'''
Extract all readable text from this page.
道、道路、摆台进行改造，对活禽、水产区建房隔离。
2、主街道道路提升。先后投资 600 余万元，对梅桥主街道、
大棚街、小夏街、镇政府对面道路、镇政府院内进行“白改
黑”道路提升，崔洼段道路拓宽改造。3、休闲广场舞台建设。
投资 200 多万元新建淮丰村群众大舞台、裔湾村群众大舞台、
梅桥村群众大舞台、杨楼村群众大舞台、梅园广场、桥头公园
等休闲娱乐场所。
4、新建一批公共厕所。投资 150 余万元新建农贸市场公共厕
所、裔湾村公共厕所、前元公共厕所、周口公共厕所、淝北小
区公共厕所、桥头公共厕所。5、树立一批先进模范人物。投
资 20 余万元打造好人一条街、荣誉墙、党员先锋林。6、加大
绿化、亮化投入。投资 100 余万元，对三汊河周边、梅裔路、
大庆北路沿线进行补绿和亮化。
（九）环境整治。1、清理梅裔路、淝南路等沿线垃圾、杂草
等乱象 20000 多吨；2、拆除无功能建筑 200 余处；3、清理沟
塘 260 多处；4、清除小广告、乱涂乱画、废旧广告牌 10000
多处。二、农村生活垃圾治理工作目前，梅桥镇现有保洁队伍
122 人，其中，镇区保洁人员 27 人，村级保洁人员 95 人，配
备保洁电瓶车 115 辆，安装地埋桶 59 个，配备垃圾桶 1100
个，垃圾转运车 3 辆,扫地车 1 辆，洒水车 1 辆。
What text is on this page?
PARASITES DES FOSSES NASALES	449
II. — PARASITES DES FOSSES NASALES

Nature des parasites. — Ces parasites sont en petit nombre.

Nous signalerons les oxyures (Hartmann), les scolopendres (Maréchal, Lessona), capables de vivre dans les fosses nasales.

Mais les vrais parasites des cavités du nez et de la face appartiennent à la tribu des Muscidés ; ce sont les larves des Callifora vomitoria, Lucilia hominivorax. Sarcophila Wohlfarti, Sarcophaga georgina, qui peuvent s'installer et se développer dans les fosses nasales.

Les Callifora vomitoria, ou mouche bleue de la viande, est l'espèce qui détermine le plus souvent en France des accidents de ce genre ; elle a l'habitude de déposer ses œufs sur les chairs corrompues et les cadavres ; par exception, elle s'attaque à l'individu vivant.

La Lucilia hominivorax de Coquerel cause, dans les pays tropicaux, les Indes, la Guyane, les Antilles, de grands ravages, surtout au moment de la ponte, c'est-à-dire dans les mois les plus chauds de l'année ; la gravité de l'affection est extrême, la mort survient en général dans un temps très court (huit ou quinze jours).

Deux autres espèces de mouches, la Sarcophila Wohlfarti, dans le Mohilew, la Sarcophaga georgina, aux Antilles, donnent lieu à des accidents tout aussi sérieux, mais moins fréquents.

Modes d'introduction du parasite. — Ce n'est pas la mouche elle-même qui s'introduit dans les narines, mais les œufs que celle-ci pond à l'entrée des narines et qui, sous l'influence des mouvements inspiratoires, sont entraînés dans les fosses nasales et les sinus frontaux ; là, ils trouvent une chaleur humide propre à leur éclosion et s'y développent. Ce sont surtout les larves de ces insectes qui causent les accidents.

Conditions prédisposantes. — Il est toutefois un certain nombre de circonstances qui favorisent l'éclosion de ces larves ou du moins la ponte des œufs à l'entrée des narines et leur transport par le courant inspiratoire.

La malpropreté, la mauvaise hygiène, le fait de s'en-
'''
(Problem statement) Each line with the string "narines" in it needs to be found and copied.

(Reply)
Modes d'introduction du parasite. — Ce n'est pas la mouche elle-même qui s'introduit dans les narines, mais les œufs que celle-ci pond à l'entrée des narines et qui, sous l'influence des mouvements inspiratoires, sont entraînés dans les fosses nasales et les sinus frontaux ; là, ils trouvent une chaleur humide propre à leur éclosion et s'y développent. Ce sont surtout les larves de ces insectes qui causent les accidents.
Conditions prédisposantes. — Il est toutefois un certain nombre de circonstances qui favorisent l'éclosion de ces larves ou du moins la ponte des œufs à l'entrée des narines et leur transport par le courant inspiratoire.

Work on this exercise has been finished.